- Given request -
Copy the material below line for line, without changing anything.

- Supplied data -

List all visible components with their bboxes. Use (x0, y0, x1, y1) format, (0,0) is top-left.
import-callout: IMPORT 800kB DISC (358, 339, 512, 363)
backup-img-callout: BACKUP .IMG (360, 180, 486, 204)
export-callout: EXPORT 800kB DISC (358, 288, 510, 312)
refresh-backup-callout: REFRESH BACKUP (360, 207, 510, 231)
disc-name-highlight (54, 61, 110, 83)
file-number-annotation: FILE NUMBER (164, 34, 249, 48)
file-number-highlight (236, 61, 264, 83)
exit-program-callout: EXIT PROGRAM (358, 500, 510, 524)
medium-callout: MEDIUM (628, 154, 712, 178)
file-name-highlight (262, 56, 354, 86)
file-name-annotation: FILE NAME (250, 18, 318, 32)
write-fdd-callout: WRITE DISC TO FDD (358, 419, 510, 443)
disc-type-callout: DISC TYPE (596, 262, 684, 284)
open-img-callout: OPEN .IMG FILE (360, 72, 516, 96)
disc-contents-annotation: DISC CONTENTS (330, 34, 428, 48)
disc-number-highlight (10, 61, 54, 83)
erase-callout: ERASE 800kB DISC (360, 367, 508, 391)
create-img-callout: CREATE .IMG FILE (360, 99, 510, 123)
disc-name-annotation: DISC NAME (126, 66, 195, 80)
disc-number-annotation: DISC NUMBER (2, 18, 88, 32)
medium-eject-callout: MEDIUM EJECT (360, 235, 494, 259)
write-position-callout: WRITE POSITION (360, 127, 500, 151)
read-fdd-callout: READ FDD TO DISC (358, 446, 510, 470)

- Solution for this exercise -
List all visible components with their bboxes. Use (x0, y0, x1, y1) format, (0,0) is top-left.
import-callout: IMPORT 800kB DISC (358, 339, 512, 363)
backup-img-callout: BACKUP .IMG (360, 180, 486, 204)
export-callout: EXPORT 800kB DISC (358, 288, 510, 312)
refresh-backup-callout: REFRESH BACKUP (360, 207, 510, 231)
disc-name-highlight (54, 61, 110, 83)
file-number-annotation: FILE NUMBER (164, 34, 249, 48)
file-number-highlight (236, 61, 264, 83)
exit-program-callout: EXIT PROGRAM (358, 500, 510, 524)
medium-callout: MEDIUM (628, 154, 712, 178)
file-name-highlight (262, 56, 354, 86)
file-name-annotation: FILE NAME (250, 18, 318, 32)
write-fdd-callout: WRITE DISC TO FDD (358, 419, 510, 443)
disc-type-callout: DISC TYPE (596, 262, 684, 284)
open-img-callout: OPEN .IMG FILE (360, 72, 516, 96)
disc-contents-annotation: DISC CONTENTS (330, 34, 428, 48)
disc-number-highlight (10, 61, 54, 83)
erase-callout: ERASE 800kB DISC (360, 367, 508, 391)
create-img-callout: CREATE .IMG FILE (360, 99, 510, 123)
disc-name-annotation: DISC NAME (126, 66, 195, 80)
disc-number-annotation: DISC NUMBER (2, 18, 88, 32)
medium-eject-callout: MEDIUM EJECT (360, 235, 494, 259)
write-position-callout: WRITE POSITION (360, 127, 500, 151)
read-fdd-callout: READ FDD TO DISC (358, 446, 510, 470)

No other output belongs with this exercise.